**What is required**: Give the data a second time, exactly and in full.

**Data in this exercise**:
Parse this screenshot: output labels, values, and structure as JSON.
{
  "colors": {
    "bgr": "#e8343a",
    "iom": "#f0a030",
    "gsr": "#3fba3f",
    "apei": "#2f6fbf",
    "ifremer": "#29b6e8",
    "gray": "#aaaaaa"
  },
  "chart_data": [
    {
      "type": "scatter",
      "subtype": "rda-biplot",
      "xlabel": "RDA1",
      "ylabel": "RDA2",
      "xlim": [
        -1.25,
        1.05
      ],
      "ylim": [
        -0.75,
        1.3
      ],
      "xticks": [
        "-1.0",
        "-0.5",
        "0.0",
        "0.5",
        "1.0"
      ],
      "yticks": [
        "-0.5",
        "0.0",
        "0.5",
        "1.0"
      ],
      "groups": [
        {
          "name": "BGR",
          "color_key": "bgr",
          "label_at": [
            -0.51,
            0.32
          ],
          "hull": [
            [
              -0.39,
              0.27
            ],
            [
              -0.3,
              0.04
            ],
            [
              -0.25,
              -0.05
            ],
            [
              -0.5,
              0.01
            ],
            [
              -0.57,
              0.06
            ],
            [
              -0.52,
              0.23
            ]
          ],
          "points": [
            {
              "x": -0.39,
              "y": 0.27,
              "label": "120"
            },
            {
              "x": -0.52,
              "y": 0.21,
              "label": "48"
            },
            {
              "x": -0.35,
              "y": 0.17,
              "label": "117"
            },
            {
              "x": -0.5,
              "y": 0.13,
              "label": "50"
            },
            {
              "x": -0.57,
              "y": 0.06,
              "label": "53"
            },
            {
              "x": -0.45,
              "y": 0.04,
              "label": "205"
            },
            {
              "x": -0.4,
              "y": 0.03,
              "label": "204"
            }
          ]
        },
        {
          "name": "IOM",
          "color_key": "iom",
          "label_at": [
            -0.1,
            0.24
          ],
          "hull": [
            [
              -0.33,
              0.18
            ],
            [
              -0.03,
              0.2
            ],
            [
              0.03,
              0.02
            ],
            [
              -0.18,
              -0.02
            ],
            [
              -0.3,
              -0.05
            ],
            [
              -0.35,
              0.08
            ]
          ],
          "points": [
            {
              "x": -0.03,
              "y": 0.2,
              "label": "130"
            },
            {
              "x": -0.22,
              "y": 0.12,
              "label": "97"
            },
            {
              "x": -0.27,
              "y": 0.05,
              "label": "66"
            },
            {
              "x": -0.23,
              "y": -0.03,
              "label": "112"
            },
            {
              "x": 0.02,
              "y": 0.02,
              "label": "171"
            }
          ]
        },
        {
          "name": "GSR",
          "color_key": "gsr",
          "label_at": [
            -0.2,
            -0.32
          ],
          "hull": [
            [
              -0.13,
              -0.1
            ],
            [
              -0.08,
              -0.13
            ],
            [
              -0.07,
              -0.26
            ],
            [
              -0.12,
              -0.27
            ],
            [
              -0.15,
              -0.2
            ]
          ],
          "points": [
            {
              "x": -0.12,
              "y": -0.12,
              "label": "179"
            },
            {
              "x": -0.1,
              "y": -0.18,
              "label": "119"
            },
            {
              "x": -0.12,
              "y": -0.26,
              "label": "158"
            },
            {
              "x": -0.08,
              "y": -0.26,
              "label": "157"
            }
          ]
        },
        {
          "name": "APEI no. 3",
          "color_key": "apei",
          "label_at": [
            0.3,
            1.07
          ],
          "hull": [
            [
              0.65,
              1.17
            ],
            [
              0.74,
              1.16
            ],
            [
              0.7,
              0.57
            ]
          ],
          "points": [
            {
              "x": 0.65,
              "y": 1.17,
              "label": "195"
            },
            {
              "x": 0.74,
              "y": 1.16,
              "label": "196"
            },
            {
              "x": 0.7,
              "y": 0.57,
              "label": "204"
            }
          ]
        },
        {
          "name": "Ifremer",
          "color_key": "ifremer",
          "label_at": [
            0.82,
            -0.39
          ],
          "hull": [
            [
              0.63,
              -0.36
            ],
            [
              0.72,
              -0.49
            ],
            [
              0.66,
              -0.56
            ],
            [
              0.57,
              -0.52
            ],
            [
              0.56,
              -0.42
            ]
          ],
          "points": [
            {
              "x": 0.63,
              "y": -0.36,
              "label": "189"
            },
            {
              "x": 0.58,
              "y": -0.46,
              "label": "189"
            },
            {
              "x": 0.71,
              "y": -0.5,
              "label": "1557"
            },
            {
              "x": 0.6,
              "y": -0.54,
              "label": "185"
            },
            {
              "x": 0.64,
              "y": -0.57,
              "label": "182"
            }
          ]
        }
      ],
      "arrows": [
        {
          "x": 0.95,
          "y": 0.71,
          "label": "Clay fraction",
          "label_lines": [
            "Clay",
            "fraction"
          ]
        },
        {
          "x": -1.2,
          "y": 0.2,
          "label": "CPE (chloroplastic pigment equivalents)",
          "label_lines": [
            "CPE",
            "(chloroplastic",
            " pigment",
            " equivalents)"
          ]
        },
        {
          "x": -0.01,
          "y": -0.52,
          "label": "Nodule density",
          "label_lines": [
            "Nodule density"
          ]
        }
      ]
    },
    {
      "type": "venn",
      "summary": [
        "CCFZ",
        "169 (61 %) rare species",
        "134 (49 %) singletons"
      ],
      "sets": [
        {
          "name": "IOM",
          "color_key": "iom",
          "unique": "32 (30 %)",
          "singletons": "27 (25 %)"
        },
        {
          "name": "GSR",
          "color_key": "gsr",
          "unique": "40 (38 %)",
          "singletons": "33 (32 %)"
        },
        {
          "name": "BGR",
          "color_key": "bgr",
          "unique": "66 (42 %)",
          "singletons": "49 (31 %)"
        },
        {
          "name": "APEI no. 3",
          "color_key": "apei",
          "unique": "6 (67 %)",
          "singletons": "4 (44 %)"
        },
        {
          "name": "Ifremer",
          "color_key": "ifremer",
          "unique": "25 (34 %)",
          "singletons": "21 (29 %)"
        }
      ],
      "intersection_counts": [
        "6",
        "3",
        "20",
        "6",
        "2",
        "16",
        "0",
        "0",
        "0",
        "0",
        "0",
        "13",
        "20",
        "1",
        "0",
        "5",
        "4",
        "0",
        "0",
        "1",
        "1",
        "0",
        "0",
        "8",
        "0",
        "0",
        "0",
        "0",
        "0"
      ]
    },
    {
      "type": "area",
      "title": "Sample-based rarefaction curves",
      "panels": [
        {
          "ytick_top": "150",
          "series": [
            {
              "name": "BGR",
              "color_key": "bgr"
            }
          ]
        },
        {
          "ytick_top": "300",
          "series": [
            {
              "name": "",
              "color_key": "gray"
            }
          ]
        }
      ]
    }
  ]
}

**Exercise solution**:
Parse this screenshot: output labels, values, and structure as JSON.
{
  "colors": {
    "bgr": "#e8343a",
    "iom": "#f0a030",
    "gsr": "#3fba3f",
    "apei": "#2f6fbf",
    "ifremer": "#29b6e8",
    "gray": "#aaaaaa"
  },
  "chart_data": [
    {
      "type": "scatter",
      "subtype": "rda-biplot",
      "xlabel": "RDA1",
      "ylabel": "RDA2",
      "xlim": [
        -1.25,
        1.05
      ],
      "ylim": [
        -0.75,
        1.3
      ],
      "xticks": [
        "-1.0",
        "-0.5",
        "0.0",
        "0.5",
        "1.0"
      ],
      "yticks": [
        "-0.5",
        "0.0",
        "0.5",
        "1.0"
      ],
      "groups": [
        {
          "name": "BGR",
          "color_key": "bgr",
          "label_at": [
            -0.51,
            0.32
          ],
          "hull": [
            [
              -0.39,
              0.27
            ],
            [
              -0.3,
              0.04
            ],
            [
              -0.25,
              -0.05
            ],
            [
              -0.5,
              0.01
            ],
            [
              -0.57,
              0.06
            ],
            [
              -0.52,
              0.23
            ]
          ],
          "points": [
            {
              "x": -0.39,
              "y": 0.27,
              "label": "120"
            },
            {
              "x": -0.52,
              "y": 0.21,
              "label": "48"
            },
            {
              "x": -0.35,
              "y": 0.17,
              "label": "117"
            },
            {
              "x": -0.5,
              "y": 0.13,
              "label": "50"
            },
            {
              "x": -0.57,
              "y": 0.06,
              "label": "53"
            },
            {
              "x": -0.45,
              "y": 0.04,
              "label": "205"
            },
            {
              "x": -0.4,
              "y": 0.03,
              "label": "204"
            }
          ]
        },
        {
          "name": "IOM",
          "color_key": "iom",
          "label_at": [
            -0.1,
            0.24
          ],
          "hull": [
            [
              -0.33,
              0.18
            ],
            [
              -0.03,
              0.2
            ],
            [
              0.03,
              0.02
            ],
            [
              -0.18,
              -0.02
            ],
            [
              -0.3,
              -0.05
            ],
            [
              -0.35,
              0.08
            ]
          ],
          "points": [
            {
              "x": -0.03,
              "y": 0.2,
              "label": "130"
            },
            {
              "x": -0.22,
              "y": 0.12,
              "label": "97"
            },
            {
              "x": -0.27,
              "y": 0.05,
              "label": "66"
            },
            {
              "x": -0.23,
              "y": -0.03,
              "label": "112"
            },
            {
              "x": 0.02,
              "y": 0.02,
              "label": "171"
            }
          ]
        },
        {
          "name": "GSR",
          "color_key": "gsr",
          "label_at": [
            -0.2,
            -0.32
          ],
          "hull": [
            [
              -0.13,
              -0.1
            ],
            [
              -0.08,
              -0.13
            ],
            [
              -0.07,
              -0.26
            ],
            [
              -0.12,
              -0.27
            ],
            [
              -0.15,
              -0.2
            ]
          ],
          "points": [
            {
              "x": -0.12,
              "y": -0.12,
              "label": "179"
            },
            {
              "x": -0.1,
              "y": -0.18,
              "label": "119"
            },
            {
              "x": -0.12,
              "y": -0.26,
              "label": "158"
            },
            {
              "x": -0.08,
              "y": -0.26,
              "label": "157"
            }
          ]
        },
        {
          "name": "APEI no. 3",
          "color_key": "apei",
          "label_at": [
            0.3,
            1.07
          ],
          "hull": [
            [
              0.65,
              1.17
            ],
            [
              0.74,
              1.16
            ],
            [
              0.7,
              0.57
            ]
          ],
          "points": [
            {
              "x": 0.65,
              "y": 1.17,
              "label": "195"
            },
            {
              "x": 0.74,
              "y": 1.16,
              "label": "196"
            },
            {
              "x": 0.7,
              "y": 0.57,
              "label": "204"
            }
          ]
        },
        {
          "name": "Ifremer",
          "color_key": "ifremer",
          "label_at": [
            0.82,
            -0.39
          ],
          "hull": [
            [
              0.63,
              -0.36
            ],
            [
              0.72,
              -0.49
            ],
            [
              0.66,
              -0.56
            ],
            [
              0.57,
              -0.52
            ],
            [
              0.56,
              -0.42
            ]
          ],
          "points": [
            {
              "x": 0.63,
              "y": -0.36,
              "label": "189"
            },
            {
              "x": 0.58,
              "y": -0.46,
              "label": "189"
            },
            {
              "x": 0.71,
              "y": -0.5,
              "label": "1557"
            },
            {
              "x": 0.6,
              "y": -0.54,
              "label": "185"
            },
            {
              "x": 0.64,
              "y": -0.57,
              "label": "182"
            }
          ]
        }
      ],
      "arrows": [
        {
          "x": 0.95,
          "y": 0.71,
          "label": "Clay fraction",
          "label_lines": [
            "Clay",
            "fraction"
          ]
        },
        {
          "x": -1.2,
          "y": 0.2,
          "label": "CPE (chloroplastic pigment equivalents)",
          "label_lines": [
            "CPE",
            "(chloroplastic",
            " pigment",
            " equivalents)"
          ]
        },
        {
          "x": -0.01,
          "y": -0.52,
          "label": "Nodule density",
          "label_lines": [
            "Nodule density"
          ]
        }
      ]
    },
    {
      "type": "venn",
      "summary": [
        "CCFZ",
        "169 (61 %) rare species",
        "134 (49 %) singletons"
      ],
      "sets": [
        {
          "name": "IOM",
          "color_key": "iom",
          "unique": "32 (30 %)",
          "singletons": "27 (25 %)"
        },
        {
          "name": "GSR",
          "color_key": "gsr",
          "unique": "40 (38 %)",
          "singletons": "33 (32 %)"
        },
        {
          "name": "BGR",
          "color_key": "bgr",
          "unique": "66 (42 %)",
          "singletons": "49 (31 %)"
        },
        {
          "name": "APEI no. 3",
          "color_key": "apei",
          "unique": "6 (67 %)",
          "singletons": "4 (44 %)"
        },
        {
          "name": "Ifremer",
          "color_key": "ifremer",
          "unique": "25 (34 %)",
          "singletons": "21 (29 %)"
        }
      ],
      "intersection_counts": [
        "6",
        "3",
        "20",
        "6",
        "2",
        "16",
        "0",
        "0",
        "0",
        "0",
        "0",
        "13",
        "20",
        "1",
        "0",
        "5",
        "4",
        "0",
        "0",
        "1",
        "1",
        "0",
        "0",
        "8",
        "0",
        "0",
        "0",
        "0",
        "0"
      ]
    },
    {
      "type": "area",
      "title": "Sample-based rarefaction curves",
      "panels": [
        {
          "ytick_top": "150",
          "series": [
            {
              "name": "BGR",
              "color_key": "bgr"
            }
          ]
        },
        {
          "ytick_top": "300",
          "series": [
            {
              "name": "",
              "color_key": "gray"
            }
          ]
        }
      ]
    }
  ]
}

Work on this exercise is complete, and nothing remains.